Passer d’une économie linéaire à une économie circulaire
L’évolution souhaitable pour sortir de l’impasse des énergies fossiles, économie de prédation, est maintenant réalisable grâce aux progrès technologiques et la diminution sensible des coûts. On envisage donc un fort développement de l’énergie électrique avec une prépondérance des énergies renouvelables dans le mix électrique. Reste le problème plus crucial d’améliorer notre efficacité énergétique pour réduire la consommation totale d’énergie.
économie de Les années 1970 ont été celles d’une double prise de conscience : ces énergies fossiles sont en quantité limitée et elles polluent, localement (oxydes d’azote, monoxyde de carbone, dioxyde de soufre, composés organiques volatils, métaux lourds et même radioactivité) ou globalement (gaz carbonique, méthane et protoxyde d’azote) en provoquant un changement climatique aux conséquences potentiellement dramatiques.
Nous vivons cette contradiction majeure aujourd’hui. Peut-on rester sur la trajectoire actuelle de croissance mondiale du PIB avec près de 10 milliards d’habitants en 2050, sans manquer d’énergie et sans subir les conséquences dommageables de son usage ?
Peut-on notamment respecter l’accord de Paris qui limite à deux degrés l’augmentation de la température moyenne planétaire par rapport à 1880, sachant qu’elle est déjà de l’ordre du degré ?
REPÈRES
Le développement de l’humanité dépend de son accès à l’énergie. Les premières sources en ont été renouvelables : le bois avec la domestication du feu, le soleil pour l’agriculture (et le sel !), le vent pour les bateaux, l’eau et le vent dans les moulins au Moyen Âge.

Données extraites
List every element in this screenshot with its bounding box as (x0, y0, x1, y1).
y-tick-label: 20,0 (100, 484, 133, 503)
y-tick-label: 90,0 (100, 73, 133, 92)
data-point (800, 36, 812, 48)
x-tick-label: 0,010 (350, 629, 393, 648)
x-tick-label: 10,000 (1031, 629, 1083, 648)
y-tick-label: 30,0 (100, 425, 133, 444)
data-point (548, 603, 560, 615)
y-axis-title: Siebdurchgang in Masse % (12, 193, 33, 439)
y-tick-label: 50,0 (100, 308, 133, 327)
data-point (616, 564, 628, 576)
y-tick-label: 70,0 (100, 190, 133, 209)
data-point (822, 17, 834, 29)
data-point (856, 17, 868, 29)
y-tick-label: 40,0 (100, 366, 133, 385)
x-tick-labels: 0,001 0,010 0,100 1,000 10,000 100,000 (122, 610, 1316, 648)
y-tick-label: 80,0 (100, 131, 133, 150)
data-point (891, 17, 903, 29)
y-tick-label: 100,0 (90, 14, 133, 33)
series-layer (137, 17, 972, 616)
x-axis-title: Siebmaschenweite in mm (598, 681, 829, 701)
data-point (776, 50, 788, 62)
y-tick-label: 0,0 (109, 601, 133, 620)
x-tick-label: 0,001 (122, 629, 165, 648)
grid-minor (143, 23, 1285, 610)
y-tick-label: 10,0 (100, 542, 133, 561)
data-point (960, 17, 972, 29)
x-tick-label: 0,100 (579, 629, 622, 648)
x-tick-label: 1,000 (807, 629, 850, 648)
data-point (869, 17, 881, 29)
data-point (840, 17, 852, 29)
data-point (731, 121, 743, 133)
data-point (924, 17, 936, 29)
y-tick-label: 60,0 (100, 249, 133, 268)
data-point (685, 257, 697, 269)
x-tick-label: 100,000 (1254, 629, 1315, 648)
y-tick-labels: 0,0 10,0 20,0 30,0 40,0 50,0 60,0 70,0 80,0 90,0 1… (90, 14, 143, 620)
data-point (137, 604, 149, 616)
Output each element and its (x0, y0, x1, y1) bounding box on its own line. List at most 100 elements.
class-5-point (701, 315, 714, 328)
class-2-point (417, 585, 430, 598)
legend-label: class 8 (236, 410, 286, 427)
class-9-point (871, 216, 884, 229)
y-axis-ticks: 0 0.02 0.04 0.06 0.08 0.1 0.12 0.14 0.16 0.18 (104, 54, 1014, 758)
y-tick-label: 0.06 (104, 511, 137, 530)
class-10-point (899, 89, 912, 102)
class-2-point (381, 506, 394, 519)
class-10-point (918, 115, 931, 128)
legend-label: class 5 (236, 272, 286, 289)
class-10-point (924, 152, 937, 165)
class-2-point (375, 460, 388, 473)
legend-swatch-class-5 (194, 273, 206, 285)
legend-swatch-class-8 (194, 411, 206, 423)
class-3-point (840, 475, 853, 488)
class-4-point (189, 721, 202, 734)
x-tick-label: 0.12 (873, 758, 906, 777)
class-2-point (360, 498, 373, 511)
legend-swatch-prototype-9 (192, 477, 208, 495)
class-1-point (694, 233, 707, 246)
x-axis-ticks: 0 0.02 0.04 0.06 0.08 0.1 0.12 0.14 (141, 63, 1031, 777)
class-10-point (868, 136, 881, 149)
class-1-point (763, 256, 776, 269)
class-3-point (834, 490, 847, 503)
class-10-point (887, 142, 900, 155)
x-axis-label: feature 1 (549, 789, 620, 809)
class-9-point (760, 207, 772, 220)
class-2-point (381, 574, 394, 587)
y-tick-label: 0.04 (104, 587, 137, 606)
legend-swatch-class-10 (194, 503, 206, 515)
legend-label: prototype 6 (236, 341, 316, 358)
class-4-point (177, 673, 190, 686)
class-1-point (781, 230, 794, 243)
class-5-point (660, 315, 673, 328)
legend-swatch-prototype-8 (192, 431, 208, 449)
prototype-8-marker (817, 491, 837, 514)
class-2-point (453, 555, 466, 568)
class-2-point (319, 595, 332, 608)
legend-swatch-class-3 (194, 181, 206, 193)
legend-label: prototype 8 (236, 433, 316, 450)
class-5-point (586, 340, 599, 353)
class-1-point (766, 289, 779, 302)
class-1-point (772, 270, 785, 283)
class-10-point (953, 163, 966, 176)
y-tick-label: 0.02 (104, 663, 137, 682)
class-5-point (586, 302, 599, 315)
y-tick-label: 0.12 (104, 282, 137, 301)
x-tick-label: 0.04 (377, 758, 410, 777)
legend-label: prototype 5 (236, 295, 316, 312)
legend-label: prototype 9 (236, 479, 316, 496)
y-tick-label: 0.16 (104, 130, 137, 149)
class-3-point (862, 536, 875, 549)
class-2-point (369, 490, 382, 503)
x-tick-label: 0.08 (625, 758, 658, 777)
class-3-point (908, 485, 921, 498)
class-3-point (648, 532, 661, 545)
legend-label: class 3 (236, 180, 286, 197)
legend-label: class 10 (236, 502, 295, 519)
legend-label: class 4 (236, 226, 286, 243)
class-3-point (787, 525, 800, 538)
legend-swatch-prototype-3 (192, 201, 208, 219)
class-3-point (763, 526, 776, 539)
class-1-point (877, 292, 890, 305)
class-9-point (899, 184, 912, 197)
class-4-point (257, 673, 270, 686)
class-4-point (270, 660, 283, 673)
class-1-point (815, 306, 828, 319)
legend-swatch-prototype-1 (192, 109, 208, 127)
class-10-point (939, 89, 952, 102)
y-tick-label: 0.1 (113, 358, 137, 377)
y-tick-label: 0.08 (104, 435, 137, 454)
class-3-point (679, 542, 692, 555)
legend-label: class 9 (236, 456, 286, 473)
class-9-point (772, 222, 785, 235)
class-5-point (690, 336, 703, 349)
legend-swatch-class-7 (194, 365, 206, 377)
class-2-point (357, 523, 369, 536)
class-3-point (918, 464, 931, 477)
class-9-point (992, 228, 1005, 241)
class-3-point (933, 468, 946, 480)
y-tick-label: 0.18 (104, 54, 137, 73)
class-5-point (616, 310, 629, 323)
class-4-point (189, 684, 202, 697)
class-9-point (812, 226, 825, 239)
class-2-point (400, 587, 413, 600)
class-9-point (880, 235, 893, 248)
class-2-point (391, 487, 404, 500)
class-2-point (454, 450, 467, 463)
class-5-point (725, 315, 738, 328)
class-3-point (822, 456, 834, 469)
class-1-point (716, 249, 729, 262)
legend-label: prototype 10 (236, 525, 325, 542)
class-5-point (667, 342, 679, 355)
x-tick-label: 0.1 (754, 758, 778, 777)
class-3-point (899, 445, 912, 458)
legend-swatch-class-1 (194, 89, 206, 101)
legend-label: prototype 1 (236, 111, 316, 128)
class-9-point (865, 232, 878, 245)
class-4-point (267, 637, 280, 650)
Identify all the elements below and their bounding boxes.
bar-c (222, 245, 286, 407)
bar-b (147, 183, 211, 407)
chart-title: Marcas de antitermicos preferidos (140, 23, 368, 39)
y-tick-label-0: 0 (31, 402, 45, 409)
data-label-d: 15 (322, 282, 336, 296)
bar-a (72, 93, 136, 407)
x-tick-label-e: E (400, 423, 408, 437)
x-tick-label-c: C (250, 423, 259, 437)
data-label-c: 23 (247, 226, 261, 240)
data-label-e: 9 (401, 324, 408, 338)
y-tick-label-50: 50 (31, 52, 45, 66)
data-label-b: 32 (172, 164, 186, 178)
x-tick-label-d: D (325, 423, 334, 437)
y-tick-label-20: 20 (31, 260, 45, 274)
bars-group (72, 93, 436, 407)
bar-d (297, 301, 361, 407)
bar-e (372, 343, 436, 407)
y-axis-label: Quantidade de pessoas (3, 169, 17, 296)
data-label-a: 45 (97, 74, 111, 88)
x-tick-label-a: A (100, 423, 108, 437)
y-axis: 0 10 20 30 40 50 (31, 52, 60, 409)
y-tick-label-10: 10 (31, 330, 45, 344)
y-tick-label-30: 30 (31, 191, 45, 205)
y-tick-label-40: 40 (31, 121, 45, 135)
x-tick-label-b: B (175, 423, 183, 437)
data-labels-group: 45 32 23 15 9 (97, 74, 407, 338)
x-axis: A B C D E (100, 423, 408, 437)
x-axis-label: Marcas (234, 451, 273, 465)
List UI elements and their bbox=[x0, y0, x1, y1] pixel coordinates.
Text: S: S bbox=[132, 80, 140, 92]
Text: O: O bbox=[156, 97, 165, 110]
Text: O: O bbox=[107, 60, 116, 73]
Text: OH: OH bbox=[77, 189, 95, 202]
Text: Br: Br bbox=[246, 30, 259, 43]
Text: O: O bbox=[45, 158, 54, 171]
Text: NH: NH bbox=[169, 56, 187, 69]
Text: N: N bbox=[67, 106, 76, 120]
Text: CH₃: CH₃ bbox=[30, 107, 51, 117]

Consignes
1. Dressez la liste complète des polluants locaux que l'extrait attribue aux énergies fossiles.
2. Selon l'extrait, à combien l'accord de Paris limite-t-il l'augmentation de la température moyenne planétaire, et par rapport à quelle année ?
3. Recopiez fidèlement le passage de l'extrait qui va de « Passer d’une économie » à « consommation totale d’énergie. ».

Réponses
1. oxydes d'azote, monoxyde de carbone, dioxyde de soufre, composés organiques volatils, métaux lourds, radioactivité

2. À deux degrés par rapport à 1880.

3.
Passer d’une économie linéaire à une économie circulaire
L’évolution souhaitable pour sortir de l’impasse des énergies fossiles, économie de prédation, est maintenant réalisable grâce aux progrès technologiques et la diminution sensible des coûts. On envisage donc un fort développement de l’énergie électrique avec une prépondérance des énergies renouvelables dans le mix électrique. Reste le problème plus crucial d’améliorer notre efficacité énergétique pour réduire la consommation totale d’énergie.